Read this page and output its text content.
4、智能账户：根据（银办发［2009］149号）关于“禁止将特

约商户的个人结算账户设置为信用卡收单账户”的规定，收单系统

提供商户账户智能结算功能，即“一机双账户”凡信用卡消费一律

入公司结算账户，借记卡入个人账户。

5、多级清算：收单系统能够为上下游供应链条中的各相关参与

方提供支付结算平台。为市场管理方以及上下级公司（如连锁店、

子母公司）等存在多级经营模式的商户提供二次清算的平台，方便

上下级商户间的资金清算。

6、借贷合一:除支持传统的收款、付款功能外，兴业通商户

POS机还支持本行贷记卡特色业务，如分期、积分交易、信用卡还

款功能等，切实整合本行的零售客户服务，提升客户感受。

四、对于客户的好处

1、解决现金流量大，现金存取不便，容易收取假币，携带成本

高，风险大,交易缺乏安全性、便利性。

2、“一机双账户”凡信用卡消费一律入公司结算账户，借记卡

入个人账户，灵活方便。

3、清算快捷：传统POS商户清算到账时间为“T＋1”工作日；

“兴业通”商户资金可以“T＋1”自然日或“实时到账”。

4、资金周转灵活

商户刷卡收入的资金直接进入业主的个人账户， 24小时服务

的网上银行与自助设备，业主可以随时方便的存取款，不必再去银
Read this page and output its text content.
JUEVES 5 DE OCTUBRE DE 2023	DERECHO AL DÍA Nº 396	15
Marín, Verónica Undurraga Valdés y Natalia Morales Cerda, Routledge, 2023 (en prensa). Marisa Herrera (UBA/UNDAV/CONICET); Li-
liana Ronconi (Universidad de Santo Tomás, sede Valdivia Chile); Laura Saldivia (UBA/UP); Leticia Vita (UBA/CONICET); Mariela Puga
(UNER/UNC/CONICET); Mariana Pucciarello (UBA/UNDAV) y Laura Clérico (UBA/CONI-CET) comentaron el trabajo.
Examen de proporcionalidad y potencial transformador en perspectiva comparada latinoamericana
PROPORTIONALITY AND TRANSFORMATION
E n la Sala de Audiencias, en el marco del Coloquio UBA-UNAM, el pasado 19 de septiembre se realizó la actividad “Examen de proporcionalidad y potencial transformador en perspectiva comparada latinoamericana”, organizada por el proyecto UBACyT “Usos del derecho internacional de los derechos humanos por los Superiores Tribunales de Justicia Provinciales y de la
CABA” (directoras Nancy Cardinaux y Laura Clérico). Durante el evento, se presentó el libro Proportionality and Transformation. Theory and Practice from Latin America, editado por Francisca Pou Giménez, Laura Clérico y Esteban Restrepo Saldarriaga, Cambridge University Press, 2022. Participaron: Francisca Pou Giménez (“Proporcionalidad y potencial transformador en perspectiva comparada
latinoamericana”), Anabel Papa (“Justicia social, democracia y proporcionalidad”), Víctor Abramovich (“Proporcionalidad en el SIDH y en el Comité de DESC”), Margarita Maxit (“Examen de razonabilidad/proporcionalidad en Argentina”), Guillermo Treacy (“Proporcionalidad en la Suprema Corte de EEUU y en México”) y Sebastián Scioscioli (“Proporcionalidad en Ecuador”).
##############################
**EXERCISE TASK:**
In the entries above, some lines may contain the string "一机双账户"; report how many, without additional comment.

**CORRECT OUTPUT:**
2